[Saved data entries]
▬▬▬▬▬▬

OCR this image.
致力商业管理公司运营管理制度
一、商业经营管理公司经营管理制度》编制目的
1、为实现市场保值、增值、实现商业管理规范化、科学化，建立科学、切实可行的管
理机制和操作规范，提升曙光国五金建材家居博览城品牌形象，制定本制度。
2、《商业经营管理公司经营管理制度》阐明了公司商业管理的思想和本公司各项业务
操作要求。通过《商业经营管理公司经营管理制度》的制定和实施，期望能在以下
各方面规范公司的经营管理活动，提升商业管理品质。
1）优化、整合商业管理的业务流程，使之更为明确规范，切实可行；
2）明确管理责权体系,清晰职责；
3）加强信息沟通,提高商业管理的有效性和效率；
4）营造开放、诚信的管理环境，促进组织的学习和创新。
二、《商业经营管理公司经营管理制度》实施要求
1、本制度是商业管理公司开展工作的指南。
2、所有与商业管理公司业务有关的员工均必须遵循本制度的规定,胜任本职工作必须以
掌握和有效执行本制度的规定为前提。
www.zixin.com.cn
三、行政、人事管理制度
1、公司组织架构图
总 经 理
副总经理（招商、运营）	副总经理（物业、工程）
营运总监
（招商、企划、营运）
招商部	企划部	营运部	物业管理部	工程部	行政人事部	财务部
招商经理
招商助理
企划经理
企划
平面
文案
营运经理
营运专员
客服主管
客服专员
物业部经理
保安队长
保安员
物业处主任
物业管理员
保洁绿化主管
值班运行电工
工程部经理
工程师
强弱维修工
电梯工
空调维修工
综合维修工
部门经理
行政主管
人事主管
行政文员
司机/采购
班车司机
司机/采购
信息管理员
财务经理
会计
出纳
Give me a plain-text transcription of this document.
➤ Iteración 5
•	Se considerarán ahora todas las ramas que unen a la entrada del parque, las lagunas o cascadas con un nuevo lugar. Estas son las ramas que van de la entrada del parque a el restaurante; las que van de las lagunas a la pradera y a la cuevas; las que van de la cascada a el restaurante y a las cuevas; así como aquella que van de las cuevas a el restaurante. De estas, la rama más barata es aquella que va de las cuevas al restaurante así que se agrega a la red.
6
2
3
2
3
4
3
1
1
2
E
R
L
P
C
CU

▬▬▬▬▬▬

Write out the material exactly as given.

OCR this image.
致力商业管理公司运营管理制度
一、商业经营管理公司经营管理制度》编制目的
1、为实现市场保值、增值、实现商业管理规范化、科学化，建立科学、切实可行的管
理机制和操作规范，提升曙光国五金建材家居博览城品牌形象，制定本制度。
2、《商业经营管理公司经营管理制度》阐明了公司商业管理的思想和本公司各项业务
操作要求。通过《商业经营管理公司经营管理制度》的制定和实施，期望能在以下
各方面规范公司的经营管理活动，提升商业管理品质。
1）优化、整合商业管理的业务流程，使之更为明确规范，切实可行；
2）明确管理责权体系,清晰职责；
3）加强信息沟通,提高商业管理的有效性和效率；
4）营造开放、诚信的管理环境，促进组织的学习和创新。
二、《商业经营管理公司经营管理制度》实施要求
1、本制度是商业管理公司开展工作的指南。
2、所有与商业管理公司业务有关的员工均必须遵循本制度的规定,胜任本职工作必须以
掌握和有效执行本制度的规定为前提。
www.zixin.com.cn
三、行政、人事管理制度
1、公司组织架构图
总 经 理
副总经理（招商、运营）	副总经理（物业、工程）
营运总监
（招商、企划、营运）
招商部	企划部	营运部	物业管理部	工程部	行政人事部	财务部
招商经理
招商助理
企划经理
企划
平面
文案
营运经理
营运专员
客服主管
客服专员
物业部经理
保安队长
保安员
物业处主任
物业管理员
保洁绿化主管
值班运行电工
工程部经理
工程师
强弱维修工
电梯工
空调维修工
综合维修工
部门经理
行政主管
人事主管
行政文员
司机/采购
班车司机
司机/采购
信息管理员
财务经理
会计
出纳
Give me a plain-text transcription of this document.
➤ Iteración 5
•	Se considerarán ahora todas las ramas que unen a la entrada del parque, las lagunas o cascadas con un nuevo lugar. Estas son las ramas que van de la entrada del parque a el restaurante; las que van de las lagunas a la pradera y a la cuevas; las que van de la cascada a el restaurante y a las cuevas; así como aquella que van de las cuevas a el restaurante. De estas, la rama más barata es aquella que va de las cuevas al restaurante así que se agrega a la red.
6
2
3
2
3
4
3
1
1
2
E
R
L
P
C
CU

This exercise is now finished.